[Records]
◆ ◆ ◆ ◆ ◆ ◆ ◆

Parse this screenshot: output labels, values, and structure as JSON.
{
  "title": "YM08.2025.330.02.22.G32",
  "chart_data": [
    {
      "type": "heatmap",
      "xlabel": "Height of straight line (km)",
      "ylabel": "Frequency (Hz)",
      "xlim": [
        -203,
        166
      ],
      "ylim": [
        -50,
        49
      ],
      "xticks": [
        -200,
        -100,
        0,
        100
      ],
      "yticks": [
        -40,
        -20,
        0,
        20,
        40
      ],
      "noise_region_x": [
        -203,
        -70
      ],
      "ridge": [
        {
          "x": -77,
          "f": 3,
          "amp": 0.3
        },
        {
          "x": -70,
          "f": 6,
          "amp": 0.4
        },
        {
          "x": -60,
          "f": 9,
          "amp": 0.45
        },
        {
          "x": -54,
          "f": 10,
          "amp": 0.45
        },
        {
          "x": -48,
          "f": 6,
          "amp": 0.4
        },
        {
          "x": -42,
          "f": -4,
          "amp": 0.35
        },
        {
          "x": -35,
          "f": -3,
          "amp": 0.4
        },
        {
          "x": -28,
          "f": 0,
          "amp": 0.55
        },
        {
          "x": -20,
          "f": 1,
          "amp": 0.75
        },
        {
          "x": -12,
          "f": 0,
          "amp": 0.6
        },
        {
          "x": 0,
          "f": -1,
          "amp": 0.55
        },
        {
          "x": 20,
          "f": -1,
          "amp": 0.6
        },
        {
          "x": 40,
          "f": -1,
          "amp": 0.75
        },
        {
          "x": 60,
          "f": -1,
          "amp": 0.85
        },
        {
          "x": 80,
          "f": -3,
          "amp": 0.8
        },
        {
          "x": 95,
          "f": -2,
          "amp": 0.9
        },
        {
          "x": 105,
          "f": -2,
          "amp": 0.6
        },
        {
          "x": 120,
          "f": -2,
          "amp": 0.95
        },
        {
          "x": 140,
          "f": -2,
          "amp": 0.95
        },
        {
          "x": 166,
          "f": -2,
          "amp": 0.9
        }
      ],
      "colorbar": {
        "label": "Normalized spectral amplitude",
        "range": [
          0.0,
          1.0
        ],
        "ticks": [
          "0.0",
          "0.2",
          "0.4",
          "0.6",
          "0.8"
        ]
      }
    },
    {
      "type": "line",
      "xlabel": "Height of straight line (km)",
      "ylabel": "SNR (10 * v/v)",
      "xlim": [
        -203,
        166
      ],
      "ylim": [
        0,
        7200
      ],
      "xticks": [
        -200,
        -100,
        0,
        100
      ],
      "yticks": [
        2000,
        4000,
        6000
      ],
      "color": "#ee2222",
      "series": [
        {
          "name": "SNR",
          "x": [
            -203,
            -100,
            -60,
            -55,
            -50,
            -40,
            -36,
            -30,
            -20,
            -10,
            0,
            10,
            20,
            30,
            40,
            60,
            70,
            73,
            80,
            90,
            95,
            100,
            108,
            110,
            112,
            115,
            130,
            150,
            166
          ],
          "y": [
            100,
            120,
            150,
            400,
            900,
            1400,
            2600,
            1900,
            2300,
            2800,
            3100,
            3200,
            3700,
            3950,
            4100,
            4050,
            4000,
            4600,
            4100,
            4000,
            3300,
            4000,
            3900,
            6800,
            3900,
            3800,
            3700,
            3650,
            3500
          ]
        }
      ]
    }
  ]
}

◆ ◆ ◆ ◆ ◆ ◆ ◆

### Task requirements:
Write out the entries above word for word.

### Expected answer:
Parse this screenshot: output labels, values, and structure as JSON.
{
  "title": "YM08.2025.330.02.22.G32",
  "chart_data": [
    {
      "type": "heatmap",
      "xlabel": "Height of straight line (km)",
      "ylabel": "Frequency (Hz)",
      "xlim": [
        -203,
        166
      ],
      "ylim": [
        -50,
        49
      ],
      "xticks": [
        -200,
        -100,
        0,
        100
      ],
      "yticks": [
        -40,
        -20,
        0,
        20,
        40
      ],
      "noise_region_x": [
        -203,
        -70
      ],
      "ridge": [
        {
          "x": -77,
          "f": 3,
          "amp": 0.3
        },
        {
          "x": -70,
          "f": 6,
          "amp": 0.4
        },
        {
          "x": -60,
          "f": 9,
          "amp": 0.45
        },
        {
          "x": -54,
          "f": 10,
          "amp": 0.45
        },
        {
          "x": -48,
          "f": 6,
          "amp": 0.4
        },
        {
          "x": -42,
          "f": -4,
          "amp": 0.35
        },
        {
          "x": -35,
          "f": -3,
          "amp": 0.4
        },
        {
          "x": -28,
          "f": 0,
          "amp": 0.55
        },
        {
          "x": -20,
          "f": 1,
          "amp": 0.75
        },
        {
          "x": -12,
          "f": 0,
          "amp": 0.6
        },
        {
          "x": 0,
          "f": -1,
          "amp": 0.55
        },
        {
          "x": 20,
          "f": -1,
          "amp": 0.6
        },
        {
          "x": 40,
          "f": -1,
          "amp": 0.75
        },
        {
          "x": 60,
          "f": -1,
          "amp": 0.85
        },
        {
          "x": 80,
          "f": -3,
          "amp": 0.8
        },
        {
          "x": 95,
          "f": -2,
          "amp": 0.9
        },
        {
          "x": 105,
          "f": -2,
          "amp": 0.6
        },
        {
          "x": 120,
          "f": -2,
          "amp": 0.95
        },
        {
          "x": 140,
          "f": -2,
          "amp": 0.95
        },
        {
          "x": 166,
          "f": -2,
          "amp": 0.9
        }
      ],
      "colorbar": {
        "label": "Normalized spectral amplitude",
        "range": [
          0.0,
          1.0
        ],
        "ticks": [
          "0.0",
          "0.2",
          "0.4",
          "0.6",
          "0.8"
        ]
      }
    },
    {
      "type": "line",
      "xlabel": "Height of straight line (km)",
      "ylabel": "SNR (10 * v/v)",
      "xlim": [
        -203,
        166
      ],
      "ylim": [
        0,
        7200
      ],
      "xticks": [
        -200,
        -100,
        0,
        100
      ],
      "yticks": [
        2000,
        4000,
        6000
      ],
      "color": "#ee2222",
      "series": [
        {
          "name": "SNR",
          "x": [
            -203,
            -100,
            -60,
            -55,
            -50,
            -40,
            -36,
            -30,
            -20,
            -10,
            0,
            10,
            20,
            30,
            40,
            60,
            70,
            73,
            80,
            90,
            95,
            100,
            108,
            110,
            112,
            115,
            130,
            150,
            166
          ],
          "y": [
            100,
            120,
            150,
            400,
            900,
            1400,
            2600,
            1900,
            2300,
            2800,
            3100,
            3200,
            3700,
            3950,
            4100,
            4050,
            4000,
            4600,
            4100,
            4000,
            3300,
            4000,
            3900,
            6800,
            3900,
            3800,
            3700,
            3650,
            3500
          ]
        }
      ]
    }
  ]
}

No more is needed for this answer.